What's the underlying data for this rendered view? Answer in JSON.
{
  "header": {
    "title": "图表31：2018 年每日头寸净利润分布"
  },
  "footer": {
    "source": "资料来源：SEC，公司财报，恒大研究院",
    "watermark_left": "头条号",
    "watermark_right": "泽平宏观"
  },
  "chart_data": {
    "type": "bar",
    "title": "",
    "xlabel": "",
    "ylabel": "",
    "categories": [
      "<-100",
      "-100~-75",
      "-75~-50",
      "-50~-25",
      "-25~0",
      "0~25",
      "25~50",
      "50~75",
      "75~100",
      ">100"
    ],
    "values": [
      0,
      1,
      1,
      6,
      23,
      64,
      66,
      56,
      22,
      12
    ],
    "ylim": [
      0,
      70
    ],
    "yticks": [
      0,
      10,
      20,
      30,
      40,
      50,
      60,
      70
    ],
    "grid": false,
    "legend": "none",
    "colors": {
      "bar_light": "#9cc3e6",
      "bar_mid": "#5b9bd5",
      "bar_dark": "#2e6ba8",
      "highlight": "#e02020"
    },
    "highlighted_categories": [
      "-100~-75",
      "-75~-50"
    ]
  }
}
○ ○ ○ ○ ○
== Written request ==
Output the entries verbatim.

== Response for this exercise ==
What's the underlying data for this rendered view? Answer in JSON.
{
  "header": {
    "title": "图表31：2018 年每日头寸净利润分布"
  },
  "footer": {
    "source": "资料来源：SEC，公司财报，恒大研究院",
    "watermark_left": "头条号",
    "watermark_right": "泽平宏观"
  },
  "chart_data": {
    "type": "bar",
    "title": "",
    "xlabel": "",
    "ylabel": "",
    "categories": [
      "<-100",
      "-100~-75",
      "-75~-50",
      "-50~-25",
      "-25~0",
      "0~25",
      "25~50",
      "50~75",
      "75~100",
      ">100"
    ],
    "values": [
      0,
      1,
      1,
      6,
      23,
      64,
      66,
      56,
      22,
      12
    ],
    "ylim": [
      0,
      70
    ],
    "yticks": [
      0,
      10,
      20,
      30,
      40,
      50,
      60,
      70
    ],
    "grid": false,
    "legend": "none",
    "colors": {
      "bar_light": "#9cc3e6",
      "bar_mid": "#5b9bd5",
      "bar_dark": "#2e6ba8",
      "highlight": "#e02020"
    },
    "highlighted_categories": [
      "-100~-75",
      "-75~-50"
    ]
  }
}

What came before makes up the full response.